Copy each line that contains the word "ratio".

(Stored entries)
* Begin *
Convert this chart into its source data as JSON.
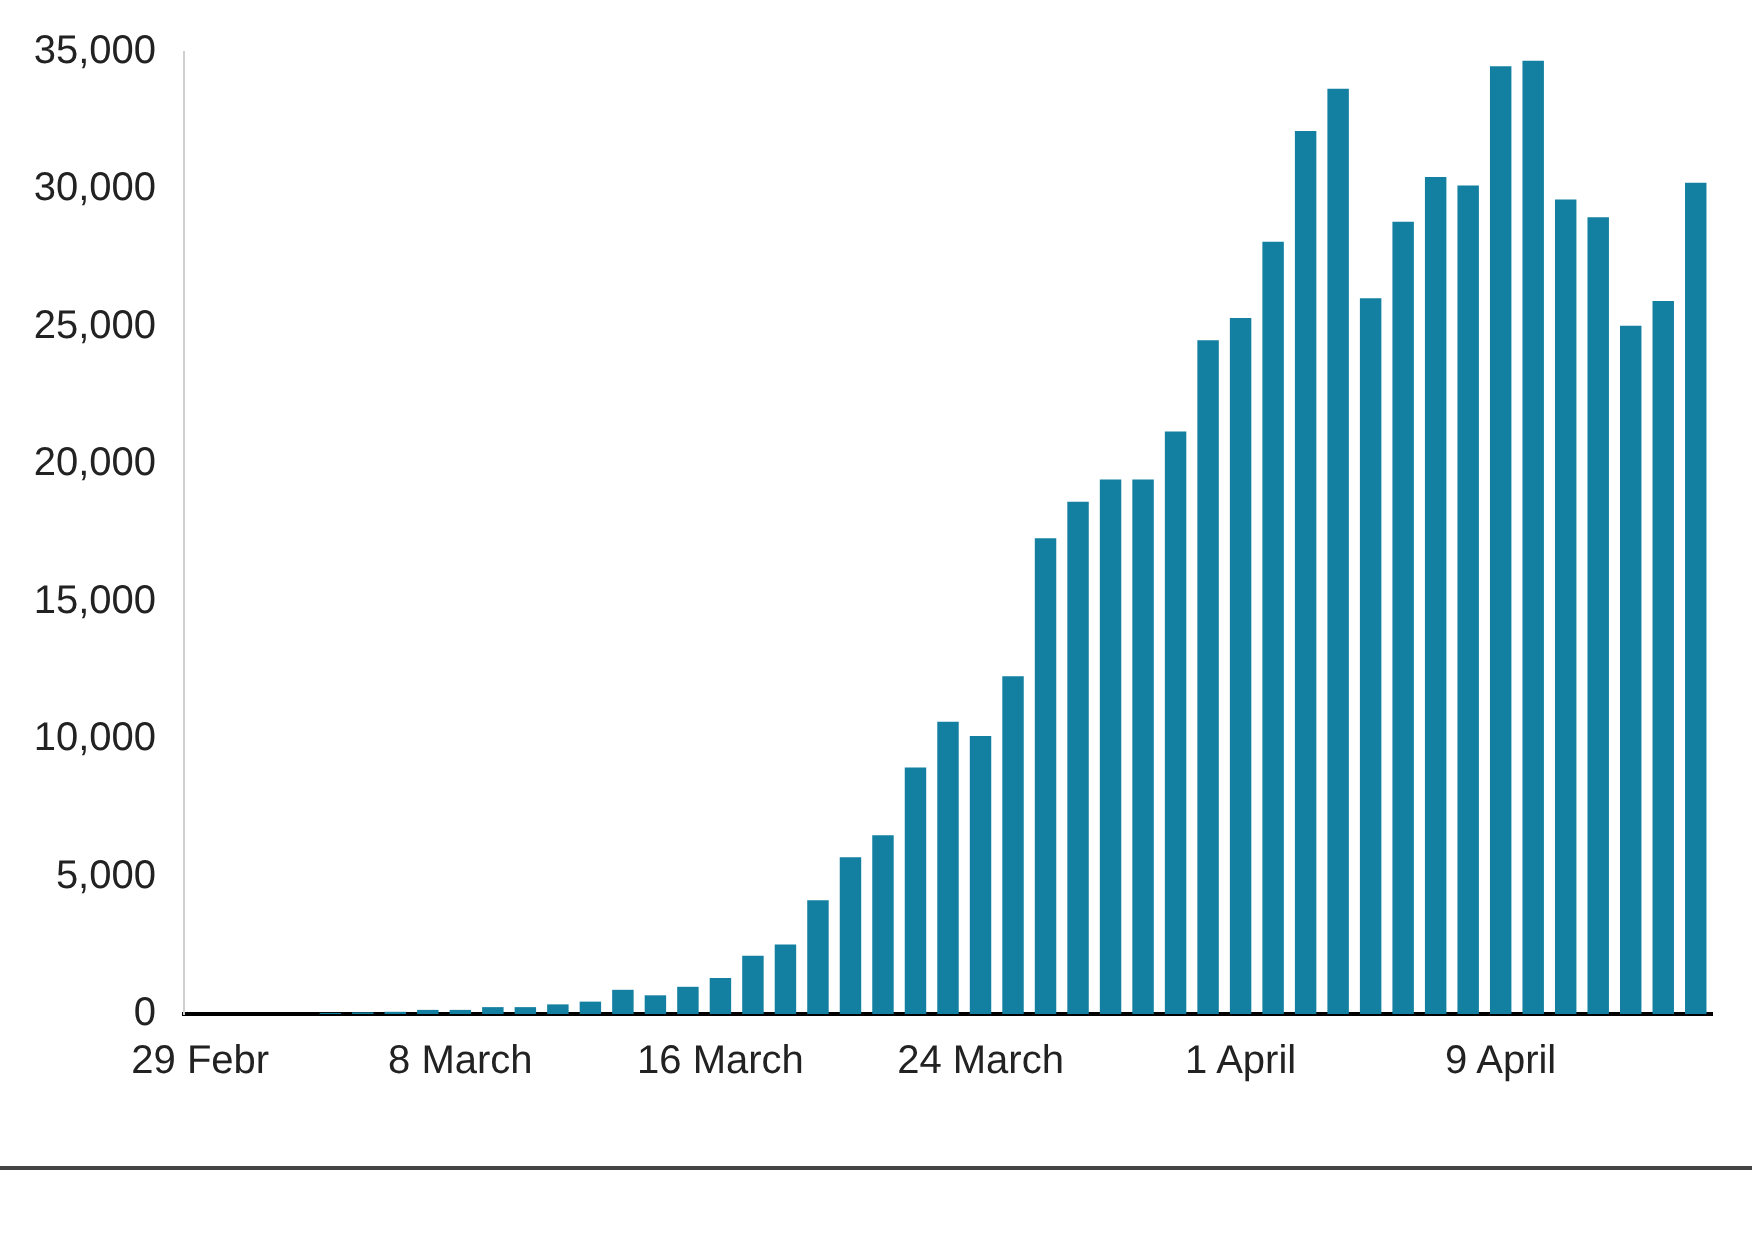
{
  "chart_data": {
    "type": "bar",
    "categories": [
      "29 Febr",
      null,
      null,
      null,
      null,
      null,
      null,
      null,
      "8 March",
      null,
      null,
      null,
      null,
      null,
      null,
      null,
      "16 March",
      null,
      null,
      null,
      null,
      null,
      null,
      null,
      "24 March",
      null,
      null,
      null,
      null,
      null,
      null,
      null,
      "1 April",
      null,
      null,
      null,
      null,
      null,
      null,
      null,
      "9 April",
      null,
      null,
      null,
      null,
      null,
      null
    ],
    "values": [
      0,
      0,
      0,
      0,
      40,
      60,
      80,
      150,
      150,
      250,
      250,
      350,
      450,
      880,
      680,
      990,
      1310,
      2120,
      2530,
      4140,
      5700,
      6500,
      8970,
      10630,
      10110,
      12290,
      17310,
      18640,
      19450,
      19450,
      21190,
      24510,
      25320,
      28100,
      32130,
      33660,
      26040,
      28820,
      30450,
      30140,
      34480,
      34680,
      29630,
      28990,
      25040,
      25940,
      30240
    ],
    "color": "#1380a1",
    "ylim": [
      0,
      35000
    ],
    "yticks": [
      {
        "value": 0,
        "label": "0"
      },
      {
        "value": 5000,
        "label": "5,000"
      },
      {
        "value": 10000,
        "label": "10,000"
      },
      {
        "value": 15000,
        "label": "15,000"
      },
      {
        "value": 20000,
        "label": "20,000"
      },
      {
        "value": 25000,
        "label": "25,000"
      },
      {
        "value": 30000,
        "label": "30,000"
      },
      {
        "value": 35000,
        "label": "35,000"
      }
    ],
    "grid": false,
    "legend": false
  }
}
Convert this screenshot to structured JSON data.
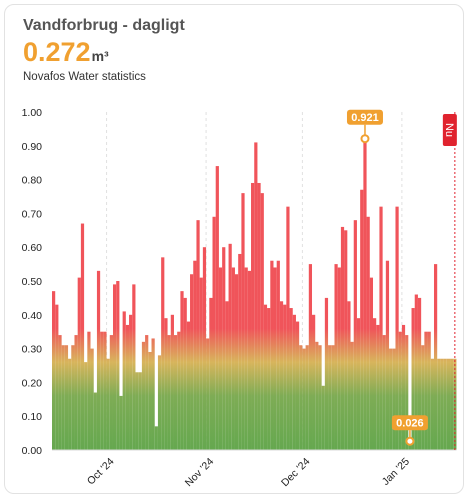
{
  "card": {
    "title": "Vandforbrug - dagligt",
    "value": "0.272",
    "unit": "m³",
    "subtitle": "Novafos Water statistics"
  },
  "chart_data": {
    "type": "bar",
    "ylim": [
      0,
      1.0
    ],
    "yticks": [
      "0.00",
      "0.10",
      "0.20",
      "0.30",
      "0.40",
      "0.50",
      "0.60",
      "0.70",
      "0.80",
      "0.90",
      "1.00"
    ],
    "xticks": [
      {
        "label": "Oct '24",
        "index": 17
      },
      {
        "label": "Nov '24",
        "index": 48
      },
      {
        "label": "Dec '24",
        "index": 78
      },
      {
        "label": "Jan '25",
        "index": 109
      }
    ],
    "values": [
      0.47,
      0.43,
      0.34,
      0.31,
      0.31,
      0.27,
      0.31,
      0.34,
      0.51,
      0.67,
      0.26,
      0.35,
      0.3,
      0.17,
      0.53,
      0.35,
      0.35,
      0.27,
      0.34,
      0.49,
      0.5,
      0.16,
      0.41,
      0.37,
      0.4,
      0.49,
      0.23,
      0.23,
      0.32,
      0.34,
      0.29,
      0.33,
      0.07,
      0.28,
      0.57,
      0.39,
      0.34,
      0.4,
      0.34,
      0.35,
      0.47,
      0.45,
      0.38,
      0.52,
      0.56,
      0.68,
      0.51,
      0.6,
      0.33,
      0.45,
      0.69,
      0.84,
      0.54,
      0.6,
      0.44,
      0.61,
      0.54,
      0.52,
      0.58,
      0.76,
      0.54,
      0.53,
      0.79,
      0.91,
      0.79,
      0.76,
      0.43,
      0.42,
      0.56,
      0.54,
      0.56,
      0.44,
      0.43,
      0.72,
      0.42,
      0.4,
      0.38,
      0.31,
      0.3,
      0.31,
      0.55,
      0.4,
      0.32,
      0.31,
      0.19,
      0.45,
      0.31,
      0.31,
      0.55,
      0.54,
      0.66,
      0.65,
      0.44,
      0.32,
      0.68,
      0.39,
      0.77,
      0.92,
      0.69,
      0.51,
      0.39,
      0.37,
      0.72,
      0.34,
      0.56,
      0.3,
      0.3,
      0.72,
      0.35,
      0.37,
      0.34,
      0.03,
      0.42,
      0.46,
      0.45,
      0.31,
      0.35,
      0.35,
      0.27,
      0.55,
      0.27,
      0.27,
      0.27,
      0.27,
      0.27,
      0.27
    ],
    "annotations": [
      {
        "label": "0.921",
        "index": 97,
        "value": 0.921
      },
      {
        "label": "0.026",
        "index": 111,
        "value": 0.026
      }
    ],
    "now_marker": {
      "label": "Nu",
      "index": 125.5
    },
    "colors": {
      "low": "#65a84f",
      "mid": "#d8b55c",
      "high": "#f0545a",
      "accent": "#f0a030",
      "now": "#e0232e"
    }
  }
}
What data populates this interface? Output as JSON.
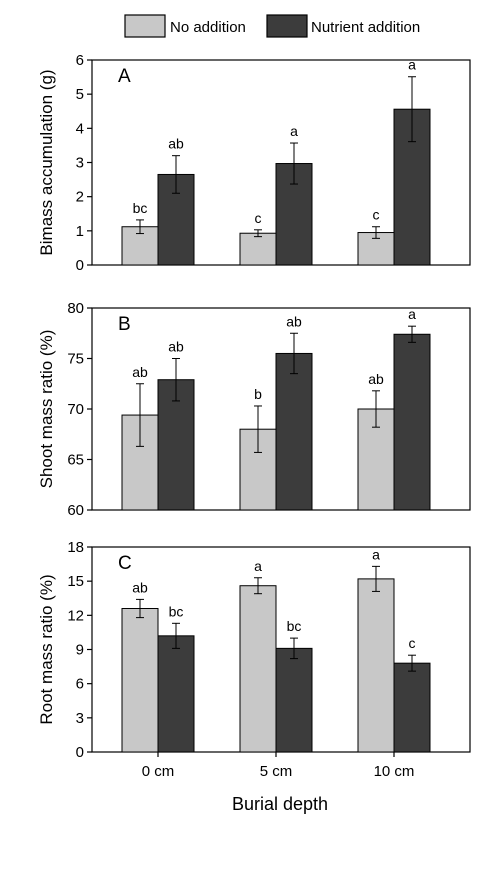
{
  "legend": {
    "items": [
      {
        "label": "No addition",
        "color": "#c8c8c8"
      },
      {
        "label": "Nutrient addition",
        "color": "#3c3c3c"
      }
    ]
  },
  "xlabel": "Burial depth",
  "chart_data": [
    {
      "type": "bar",
      "panel_label": "A",
      "ylabel": "Bimass accumulation (g)",
      "ylim": [
        0,
        6
      ],
      "yticks": [
        0,
        1,
        2,
        3,
        4,
        5,
        6
      ],
      "categories": [
        "0 cm",
        "5 cm",
        "10 cm"
      ],
      "series": [
        {
          "name": "No addition",
          "color": "#c8c8c8",
          "values": [
            1.12,
            0.93,
            0.95
          ],
          "errors": [
            0.2,
            0.1,
            0.17
          ],
          "labels": [
            "bc",
            "c",
            "c"
          ]
        },
        {
          "name": "Nutrient addition",
          "color": "#3c3c3c",
          "values": [
            2.65,
            2.97,
            4.56
          ],
          "errors": [
            0.55,
            0.6,
            0.95
          ],
          "labels": [
            "ab",
            "a",
            "a"
          ]
        }
      ]
    },
    {
      "type": "bar",
      "panel_label": "B",
      "ylabel": "Shoot mass ratio (%)",
      "ylim": [
        60,
        80
      ],
      "yticks": [
        60,
        65,
        70,
        75,
        80
      ],
      "categories": [
        "0 cm",
        "5 cm",
        "10 cm"
      ],
      "series": [
        {
          "name": "No addition",
          "color": "#c8c8c8",
          "values": [
            69.4,
            68.0,
            70.0
          ],
          "errors": [
            3.1,
            2.3,
            1.8
          ],
          "labels": [
            "ab",
            "b",
            "ab"
          ]
        },
        {
          "name": "Nutrient addition",
          "color": "#3c3c3c",
          "values": [
            72.9,
            75.5,
            77.4
          ],
          "errors": [
            2.1,
            2.0,
            0.8
          ],
          "labels": [
            "ab",
            "ab",
            "a"
          ]
        }
      ]
    },
    {
      "type": "bar",
      "panel_label": "C",
      "ylabel": "Root mass ratio (%)",
      "ylim": [
        0,
        18
      ],
      "yticks": [
        0,
        3,
        6,
        9,
        12,
        15,
        18
      ],
      "categories": [
        "0 cm",
        "5 cm",
        "10 cm"
      ],
      "series": [
        {
          "name": "No addition",
          "color": "#c8c8c8",
          "values": [
            12.6,
            14.6,
            15.2
          ],
          "errors": [
            0.8,
            0.7,
            1.1
          ],
          "labels": [
            "ab",
            "a",
            "a"
          ]
        },
        {
          "name": "Nutrient addition",
          "color": "#3c3c3c",
          "values": [
            10.2,
            9.1,
            7.8
          ],
          "errors": [
            1.1,
            0.9,
            0.7
          ],
          "labels": [
            "bc",
            "bc",
            "c"
          ]
        }
      ]
    }
  ]
}
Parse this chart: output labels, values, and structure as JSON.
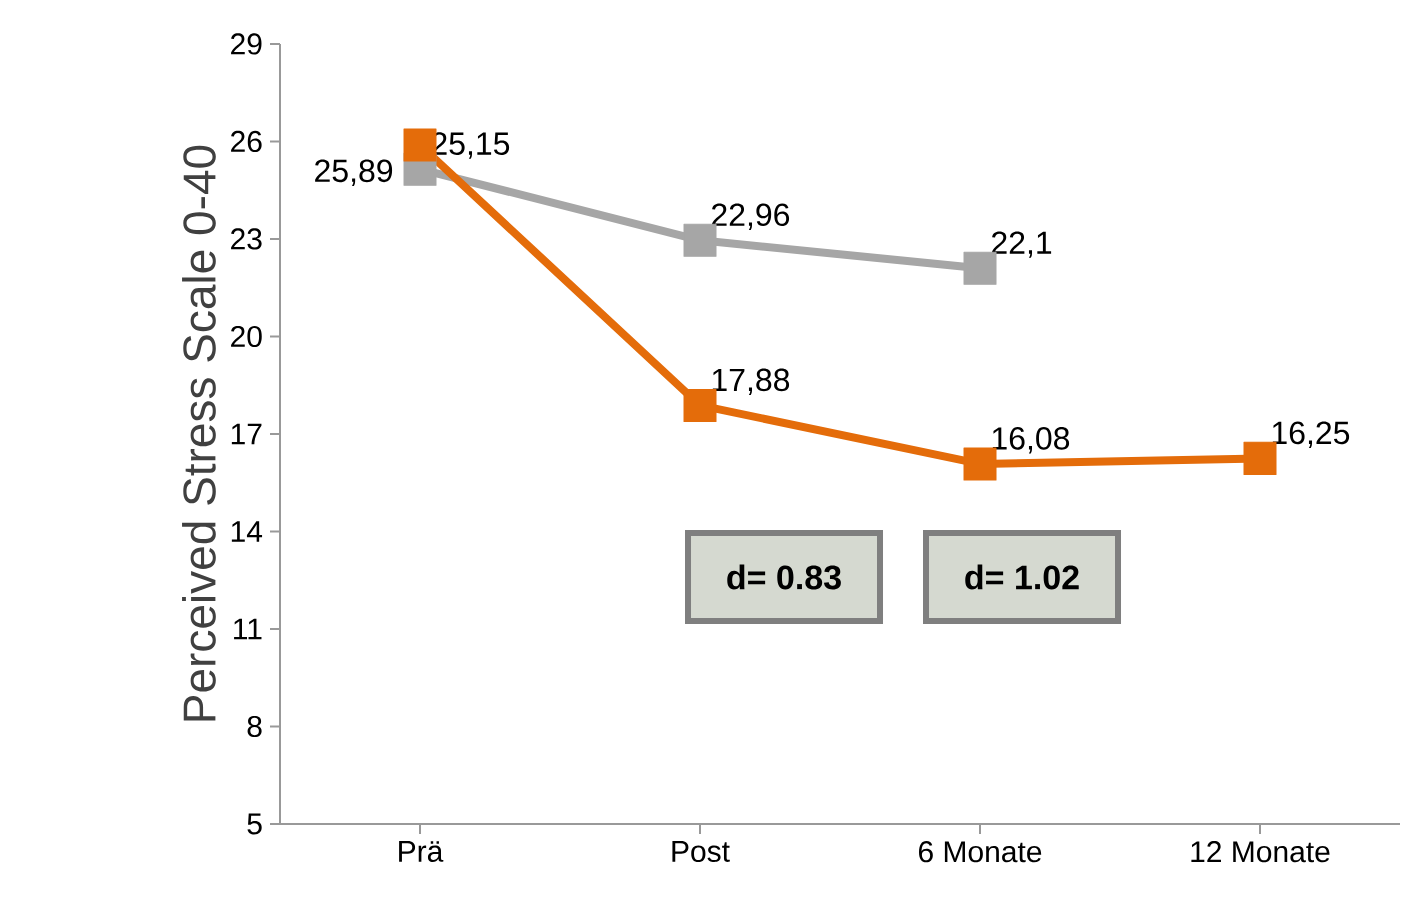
{
  "chart_data": {
    "type": "line",
    "ylabel": "Perceived Stress Scale 0-40",
    "categories": [
      "Prä",
      "Post",
      "6 Monate",
      "12 Monate"
    ],
    "series": [
      {
        "color": "#a6a6a6",
        "values": [
          25.15,
          22.96,
          22.1,
          null
        ],
        "value_labels": [
          "25,15",
          "22,96",
          "22,1",
          null
        ]
      },
      {
        "color": "#e46c0a",
        "values": [
          25.89,
          17.88,
          16.08,
          16.25
        ],
        "value_labels": [
          "25,89",
          "17,88",
          "16,08",
          "16,25"
        ]
      }
    ],
    "ylim": [
      5,
      29
    ],
    "yticks": [
      5,
      8,
      11,
      14,
      17,
      20,
      23,
      26,
      29
    ],
    "marker": "square",
    "line_style": "solid",
    "grid": false,
    "annotations": [
      "d= 0.83",
      "d= 1.02"
    ]
  }
}
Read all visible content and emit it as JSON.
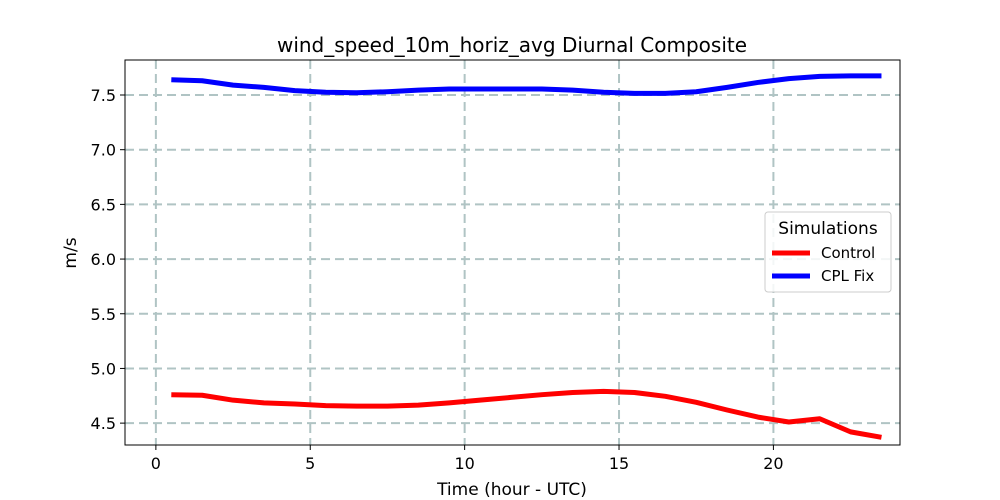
{
  "chart_data": {
    "type": "line",
    "title": "wind_speed_10m_horiz_avg Diurnal Composite",
    "xlabel": "Time (hour - UTC)",
    "ylabel": "m/s",
    "xlim": [
      -1.0,
      24.1
    ],
    "ylim": [
      4.3,
      7.82
    ],
    "xticks": [
      0,
      5,
      10,
      15,
      20
    ],
    "yticks": [
      4.5,
      5.0,
      5.5,
      6.0,
      6.5,
      7.0,
      7.5
    ],
    "xtick_labels": [
      "0",
      "5",
      "10",
      "15",
      "20"
    ],
    "ytick_labels": [
      "4.5",
      "5.0",
      "5.5",
      "6.0",
      "6.5",
      "7.0",
      "7.5"
    ],
    "grid": true,
    "legend": {
      "title": "Simulations",
      "placement": "center-right"
    },
    "x": [
      0.5,
      1.5,
      2.5,
      3.5,
      4.5,
      5.5,
      6.5,
      7.5,
      8.5,
      9.5,
      10.5,
      11.5,
      12.5,
      13.5,
      14.5,
      15.5,
      16.5,
      17.5,
      18.5,
      19.5,
      20.5,
      21.5,
      22.5,
      23.5
    ],
    "series": [
      {
        "name": "Control",
        "color": "#ff0000",
        "values": [
          4.76,
          4.755,
          4.71,
          4.685,
          4.675,
          4.66,
          4.655,
          4.655,
          4.665,
          4.685,
          4.71,
          4.735,
          4.76,
          4.78,
          4.79,
          4.78,
          4.745,
          4.69,
          4.62,
          4.555,
          4.51,
          4.54,
          4.42,
          4.37
        ]
      },
      {
        "name": "CPL Fix",
        "color": "#0000ff",
        "values": [
          7.64,
          7.63,
          7.59,
          7.57,
          7.54,
          7.525,
          7.52,
          7.53,
          7.545,
          7.555,
          7.555,
          7.555,
          7.555,
          7.545,
          7.525,
          7.515,
          7.515,
          7.53,
          7.57,
          7.615,
          7.65,
          7.67,
          7.675,
          7.675
        ]
      }
    ]
  }
}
* End *
▶ **The answer**:
      "ylabel": "Shoot mass ratio (%)",
      "ylabel": "Root mass ratio (%)",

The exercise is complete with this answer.